◆ **Excerpted records**

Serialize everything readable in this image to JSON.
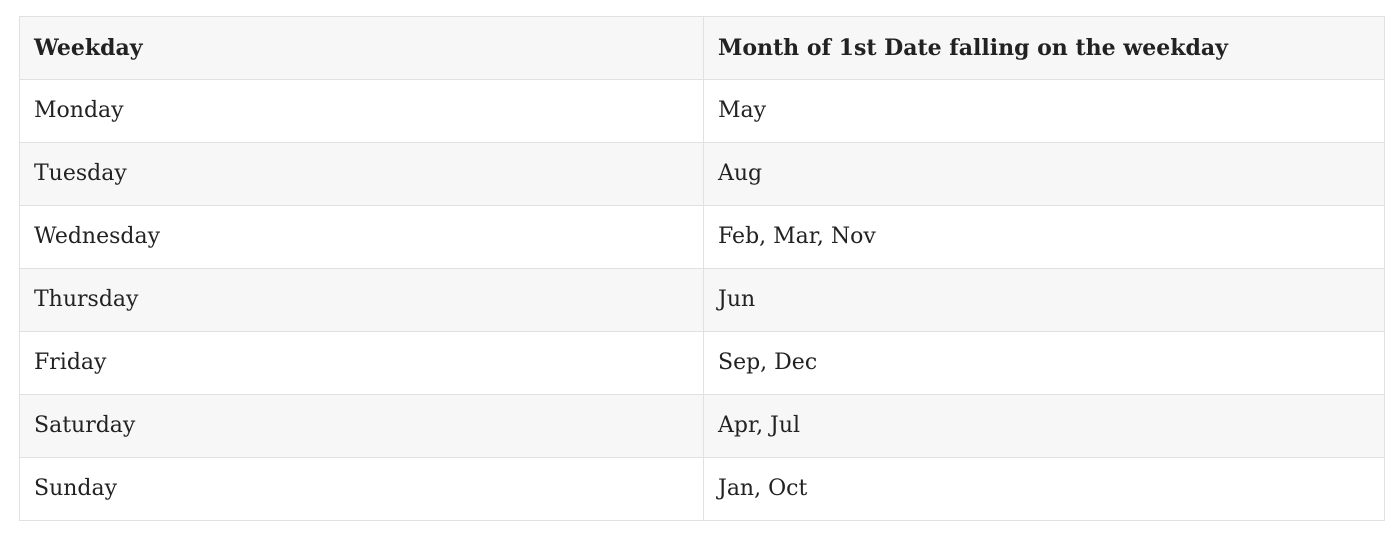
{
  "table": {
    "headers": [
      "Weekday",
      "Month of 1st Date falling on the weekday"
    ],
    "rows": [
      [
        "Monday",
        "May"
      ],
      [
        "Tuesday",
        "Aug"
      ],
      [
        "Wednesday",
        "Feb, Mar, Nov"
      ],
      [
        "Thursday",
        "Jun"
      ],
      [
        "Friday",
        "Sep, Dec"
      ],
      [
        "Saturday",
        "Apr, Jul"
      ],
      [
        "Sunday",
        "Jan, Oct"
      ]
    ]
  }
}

◆ **Task requirements**
Reproduce each entry precisely, dropping only the pictures.

◆ **Completed task**
Serialize everything readable in this image to JSON.
{
  "table": {
    "headers": [
      "Weekday",
      "Month of 1st Date falling on the weekday"
    ],
    "rows": [
      [
        "Monday",
        "May"
      ],
      [
        "Tuesday",
        "Aug"
      ],
      [
        "Wednesday",
        "Feb, Mar, Nov"
      ],
      [
        "Thursday",
        "Jun"
      ],
      [
        "Friday",
        "Sep, Dec"
      ],
      [
        "Saturday",
        "Apr, Jul"
      ],
      [
        "Sunday",
        "Jan, Oct"
      ]
    ]
  }
}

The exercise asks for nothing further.